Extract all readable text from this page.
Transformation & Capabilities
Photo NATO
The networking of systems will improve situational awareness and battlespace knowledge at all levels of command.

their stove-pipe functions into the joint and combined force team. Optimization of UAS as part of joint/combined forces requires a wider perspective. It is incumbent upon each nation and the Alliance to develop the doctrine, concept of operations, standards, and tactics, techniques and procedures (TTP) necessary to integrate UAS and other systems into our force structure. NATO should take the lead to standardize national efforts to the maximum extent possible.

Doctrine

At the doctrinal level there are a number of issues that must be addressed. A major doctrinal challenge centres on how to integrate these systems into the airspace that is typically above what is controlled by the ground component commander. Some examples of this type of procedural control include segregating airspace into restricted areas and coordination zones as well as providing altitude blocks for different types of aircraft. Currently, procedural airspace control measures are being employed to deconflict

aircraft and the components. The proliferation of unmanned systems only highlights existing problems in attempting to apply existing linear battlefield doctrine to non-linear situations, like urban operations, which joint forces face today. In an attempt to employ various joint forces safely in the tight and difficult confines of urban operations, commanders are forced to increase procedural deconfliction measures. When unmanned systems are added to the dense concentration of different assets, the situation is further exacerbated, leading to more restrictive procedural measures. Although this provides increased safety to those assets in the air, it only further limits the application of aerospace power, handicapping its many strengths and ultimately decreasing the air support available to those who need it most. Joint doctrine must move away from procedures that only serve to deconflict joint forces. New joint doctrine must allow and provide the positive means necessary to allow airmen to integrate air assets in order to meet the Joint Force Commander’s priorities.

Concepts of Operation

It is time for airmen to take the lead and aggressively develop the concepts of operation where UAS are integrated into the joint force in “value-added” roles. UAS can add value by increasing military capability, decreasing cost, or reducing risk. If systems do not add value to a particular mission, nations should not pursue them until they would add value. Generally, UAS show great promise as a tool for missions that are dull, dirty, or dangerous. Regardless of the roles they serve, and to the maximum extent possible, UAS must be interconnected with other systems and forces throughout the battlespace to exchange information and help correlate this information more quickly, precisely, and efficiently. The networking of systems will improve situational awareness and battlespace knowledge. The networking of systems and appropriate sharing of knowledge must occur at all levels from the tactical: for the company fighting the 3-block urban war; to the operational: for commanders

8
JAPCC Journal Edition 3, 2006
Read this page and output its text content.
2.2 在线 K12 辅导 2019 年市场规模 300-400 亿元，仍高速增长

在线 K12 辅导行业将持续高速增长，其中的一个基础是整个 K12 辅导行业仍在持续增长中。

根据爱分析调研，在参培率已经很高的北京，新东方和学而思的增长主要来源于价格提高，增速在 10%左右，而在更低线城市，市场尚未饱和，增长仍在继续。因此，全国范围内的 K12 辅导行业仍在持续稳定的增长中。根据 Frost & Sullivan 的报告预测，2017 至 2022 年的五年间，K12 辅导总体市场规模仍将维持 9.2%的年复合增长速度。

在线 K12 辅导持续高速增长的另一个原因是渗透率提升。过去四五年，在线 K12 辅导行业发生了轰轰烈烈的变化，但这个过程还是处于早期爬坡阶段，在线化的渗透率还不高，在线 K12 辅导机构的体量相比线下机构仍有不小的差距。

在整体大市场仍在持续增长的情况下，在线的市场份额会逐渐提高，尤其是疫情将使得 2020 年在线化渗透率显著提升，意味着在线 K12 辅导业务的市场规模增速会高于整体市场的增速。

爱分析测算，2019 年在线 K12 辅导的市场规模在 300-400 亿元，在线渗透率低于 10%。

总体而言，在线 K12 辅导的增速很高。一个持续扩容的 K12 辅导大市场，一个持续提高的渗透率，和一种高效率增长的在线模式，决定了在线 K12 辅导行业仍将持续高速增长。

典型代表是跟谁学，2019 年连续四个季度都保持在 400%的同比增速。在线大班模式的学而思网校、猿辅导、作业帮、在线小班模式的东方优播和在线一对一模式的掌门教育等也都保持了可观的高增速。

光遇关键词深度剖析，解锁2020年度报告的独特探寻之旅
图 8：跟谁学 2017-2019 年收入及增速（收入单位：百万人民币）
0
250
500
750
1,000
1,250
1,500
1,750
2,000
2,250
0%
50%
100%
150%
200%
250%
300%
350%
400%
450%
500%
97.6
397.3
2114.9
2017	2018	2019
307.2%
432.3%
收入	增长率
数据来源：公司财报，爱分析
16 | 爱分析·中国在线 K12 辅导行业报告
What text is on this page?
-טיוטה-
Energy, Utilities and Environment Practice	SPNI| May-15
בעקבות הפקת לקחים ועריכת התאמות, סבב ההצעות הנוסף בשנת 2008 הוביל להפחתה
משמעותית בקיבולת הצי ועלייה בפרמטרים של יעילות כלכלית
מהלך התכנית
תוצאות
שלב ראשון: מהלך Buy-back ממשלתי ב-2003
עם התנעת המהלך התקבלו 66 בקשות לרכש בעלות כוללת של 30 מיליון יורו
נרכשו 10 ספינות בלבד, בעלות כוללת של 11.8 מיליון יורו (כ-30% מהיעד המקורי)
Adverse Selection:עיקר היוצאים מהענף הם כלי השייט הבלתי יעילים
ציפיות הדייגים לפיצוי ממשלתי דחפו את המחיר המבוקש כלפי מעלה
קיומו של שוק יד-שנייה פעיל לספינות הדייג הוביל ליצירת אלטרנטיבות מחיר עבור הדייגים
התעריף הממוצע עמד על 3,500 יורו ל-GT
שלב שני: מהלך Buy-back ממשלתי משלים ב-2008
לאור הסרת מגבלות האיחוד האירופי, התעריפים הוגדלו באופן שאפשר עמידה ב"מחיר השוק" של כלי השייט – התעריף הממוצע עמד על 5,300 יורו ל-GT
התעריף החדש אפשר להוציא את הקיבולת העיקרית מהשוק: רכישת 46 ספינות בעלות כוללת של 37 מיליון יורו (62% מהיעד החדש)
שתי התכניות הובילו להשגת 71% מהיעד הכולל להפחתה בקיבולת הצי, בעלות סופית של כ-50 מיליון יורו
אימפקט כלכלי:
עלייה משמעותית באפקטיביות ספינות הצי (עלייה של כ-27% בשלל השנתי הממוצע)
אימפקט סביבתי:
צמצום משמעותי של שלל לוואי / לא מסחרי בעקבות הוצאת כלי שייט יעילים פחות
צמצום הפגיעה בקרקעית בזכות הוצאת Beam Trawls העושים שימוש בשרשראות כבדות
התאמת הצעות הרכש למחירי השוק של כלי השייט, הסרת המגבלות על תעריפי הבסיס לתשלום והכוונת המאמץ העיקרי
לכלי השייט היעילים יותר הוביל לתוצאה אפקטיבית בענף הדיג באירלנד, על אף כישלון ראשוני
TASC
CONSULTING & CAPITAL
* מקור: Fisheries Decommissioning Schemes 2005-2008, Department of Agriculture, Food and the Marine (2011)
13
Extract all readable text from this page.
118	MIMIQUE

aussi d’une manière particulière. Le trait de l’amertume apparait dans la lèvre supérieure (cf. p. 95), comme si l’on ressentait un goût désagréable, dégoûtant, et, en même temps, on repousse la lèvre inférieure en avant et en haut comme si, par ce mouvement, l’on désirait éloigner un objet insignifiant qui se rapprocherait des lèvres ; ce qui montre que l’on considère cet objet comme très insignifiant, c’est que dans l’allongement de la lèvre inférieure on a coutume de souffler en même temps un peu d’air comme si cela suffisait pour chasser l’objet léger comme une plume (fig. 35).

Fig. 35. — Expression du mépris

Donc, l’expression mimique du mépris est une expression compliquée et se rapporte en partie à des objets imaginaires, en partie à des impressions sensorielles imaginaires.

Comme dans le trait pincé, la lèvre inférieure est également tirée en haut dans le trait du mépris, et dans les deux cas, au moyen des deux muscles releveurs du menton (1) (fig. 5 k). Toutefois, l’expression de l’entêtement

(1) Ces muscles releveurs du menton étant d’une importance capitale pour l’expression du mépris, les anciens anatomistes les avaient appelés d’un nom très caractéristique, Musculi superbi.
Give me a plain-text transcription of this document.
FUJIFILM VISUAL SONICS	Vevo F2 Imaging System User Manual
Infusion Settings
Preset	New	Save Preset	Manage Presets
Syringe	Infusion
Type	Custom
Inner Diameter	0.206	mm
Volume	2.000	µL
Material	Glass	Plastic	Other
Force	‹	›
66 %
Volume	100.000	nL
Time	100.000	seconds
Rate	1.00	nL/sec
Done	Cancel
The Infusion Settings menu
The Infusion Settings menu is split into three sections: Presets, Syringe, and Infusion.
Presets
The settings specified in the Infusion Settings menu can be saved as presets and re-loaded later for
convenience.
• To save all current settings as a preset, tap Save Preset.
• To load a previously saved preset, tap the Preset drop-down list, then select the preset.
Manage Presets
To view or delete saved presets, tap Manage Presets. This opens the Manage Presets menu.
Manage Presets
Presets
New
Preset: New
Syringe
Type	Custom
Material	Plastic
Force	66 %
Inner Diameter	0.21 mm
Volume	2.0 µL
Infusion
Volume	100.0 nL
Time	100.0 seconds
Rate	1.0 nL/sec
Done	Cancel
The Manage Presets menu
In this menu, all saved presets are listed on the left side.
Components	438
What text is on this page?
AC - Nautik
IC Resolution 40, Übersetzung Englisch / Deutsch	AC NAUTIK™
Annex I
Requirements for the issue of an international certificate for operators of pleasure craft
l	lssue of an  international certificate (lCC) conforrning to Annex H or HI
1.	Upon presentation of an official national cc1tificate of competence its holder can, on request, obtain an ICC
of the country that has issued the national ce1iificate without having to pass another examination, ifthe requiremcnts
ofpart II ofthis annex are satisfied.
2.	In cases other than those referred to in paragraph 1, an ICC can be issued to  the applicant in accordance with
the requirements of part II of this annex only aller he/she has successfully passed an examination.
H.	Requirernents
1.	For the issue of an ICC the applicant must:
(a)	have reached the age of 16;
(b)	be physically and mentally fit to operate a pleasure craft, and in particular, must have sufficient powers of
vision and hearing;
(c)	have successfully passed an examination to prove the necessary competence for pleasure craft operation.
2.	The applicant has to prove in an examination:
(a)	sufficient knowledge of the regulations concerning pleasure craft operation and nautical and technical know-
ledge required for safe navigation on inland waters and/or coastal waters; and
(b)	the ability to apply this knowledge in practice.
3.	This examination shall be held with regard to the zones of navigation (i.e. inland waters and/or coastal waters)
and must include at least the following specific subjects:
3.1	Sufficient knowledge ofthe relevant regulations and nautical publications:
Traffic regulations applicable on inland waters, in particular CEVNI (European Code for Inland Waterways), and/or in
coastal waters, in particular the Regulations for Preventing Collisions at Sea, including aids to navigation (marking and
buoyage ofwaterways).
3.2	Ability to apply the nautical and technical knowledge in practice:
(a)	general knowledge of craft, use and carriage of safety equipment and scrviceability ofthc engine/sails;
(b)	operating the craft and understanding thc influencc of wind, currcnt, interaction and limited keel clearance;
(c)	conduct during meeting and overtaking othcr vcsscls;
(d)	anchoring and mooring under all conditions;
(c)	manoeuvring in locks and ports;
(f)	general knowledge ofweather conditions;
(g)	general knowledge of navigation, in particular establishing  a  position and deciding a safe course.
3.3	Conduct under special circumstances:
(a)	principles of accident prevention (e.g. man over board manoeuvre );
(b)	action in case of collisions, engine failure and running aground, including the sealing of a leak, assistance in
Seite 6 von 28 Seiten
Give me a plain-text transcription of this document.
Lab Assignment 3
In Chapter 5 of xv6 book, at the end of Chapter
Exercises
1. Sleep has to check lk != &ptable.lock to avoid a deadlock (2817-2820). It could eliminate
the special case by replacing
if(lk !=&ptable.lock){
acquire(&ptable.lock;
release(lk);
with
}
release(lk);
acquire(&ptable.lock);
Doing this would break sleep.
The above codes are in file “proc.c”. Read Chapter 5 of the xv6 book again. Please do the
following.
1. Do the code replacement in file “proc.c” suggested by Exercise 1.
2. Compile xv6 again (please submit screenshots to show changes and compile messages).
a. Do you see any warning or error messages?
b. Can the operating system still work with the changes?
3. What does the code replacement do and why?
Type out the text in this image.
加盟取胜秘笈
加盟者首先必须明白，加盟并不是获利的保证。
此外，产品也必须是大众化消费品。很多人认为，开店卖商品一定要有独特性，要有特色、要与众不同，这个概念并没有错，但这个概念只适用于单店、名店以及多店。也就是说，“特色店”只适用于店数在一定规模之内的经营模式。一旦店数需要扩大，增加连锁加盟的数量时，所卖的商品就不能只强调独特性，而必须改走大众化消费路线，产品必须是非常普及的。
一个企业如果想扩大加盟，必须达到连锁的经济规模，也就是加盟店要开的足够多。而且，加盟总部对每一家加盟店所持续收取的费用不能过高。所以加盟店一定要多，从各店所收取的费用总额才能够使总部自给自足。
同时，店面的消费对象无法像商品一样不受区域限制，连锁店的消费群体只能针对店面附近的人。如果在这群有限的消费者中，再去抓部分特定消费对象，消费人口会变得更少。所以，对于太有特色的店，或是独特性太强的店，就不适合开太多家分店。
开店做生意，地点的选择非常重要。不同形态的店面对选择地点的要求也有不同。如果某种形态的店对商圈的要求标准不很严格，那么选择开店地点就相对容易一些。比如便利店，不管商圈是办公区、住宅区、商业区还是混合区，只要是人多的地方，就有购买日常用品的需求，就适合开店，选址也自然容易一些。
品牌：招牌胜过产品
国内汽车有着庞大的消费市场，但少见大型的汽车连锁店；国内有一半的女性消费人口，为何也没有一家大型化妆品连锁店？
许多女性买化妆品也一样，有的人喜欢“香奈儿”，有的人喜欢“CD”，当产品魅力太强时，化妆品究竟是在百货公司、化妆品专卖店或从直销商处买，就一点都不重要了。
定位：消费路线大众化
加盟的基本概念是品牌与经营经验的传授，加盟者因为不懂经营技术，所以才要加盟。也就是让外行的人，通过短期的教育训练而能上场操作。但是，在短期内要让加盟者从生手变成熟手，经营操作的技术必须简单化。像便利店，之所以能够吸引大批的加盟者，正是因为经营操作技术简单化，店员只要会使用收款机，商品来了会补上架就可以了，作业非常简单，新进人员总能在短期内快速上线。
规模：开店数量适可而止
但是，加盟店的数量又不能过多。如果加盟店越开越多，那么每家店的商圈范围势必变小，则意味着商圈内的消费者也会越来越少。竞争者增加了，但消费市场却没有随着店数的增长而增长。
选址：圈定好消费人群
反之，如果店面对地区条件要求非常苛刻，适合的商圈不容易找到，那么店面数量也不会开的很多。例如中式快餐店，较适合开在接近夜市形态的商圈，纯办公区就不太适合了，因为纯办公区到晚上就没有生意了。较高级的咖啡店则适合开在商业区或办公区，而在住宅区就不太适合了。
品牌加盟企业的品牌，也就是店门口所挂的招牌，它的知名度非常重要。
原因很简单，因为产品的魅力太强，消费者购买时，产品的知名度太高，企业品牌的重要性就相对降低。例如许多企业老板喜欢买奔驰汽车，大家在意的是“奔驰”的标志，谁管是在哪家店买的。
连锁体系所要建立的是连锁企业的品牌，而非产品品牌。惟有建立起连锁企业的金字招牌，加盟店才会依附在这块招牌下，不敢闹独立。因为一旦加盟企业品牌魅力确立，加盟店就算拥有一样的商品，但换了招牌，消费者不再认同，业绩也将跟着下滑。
^^^^^^^^^^^^^^^^
Go through the listing above and list every line that has the word "Plastic".

PROBLEM SOLUTION ▸
Material	Glass	Plastic	Other
Material	Plastic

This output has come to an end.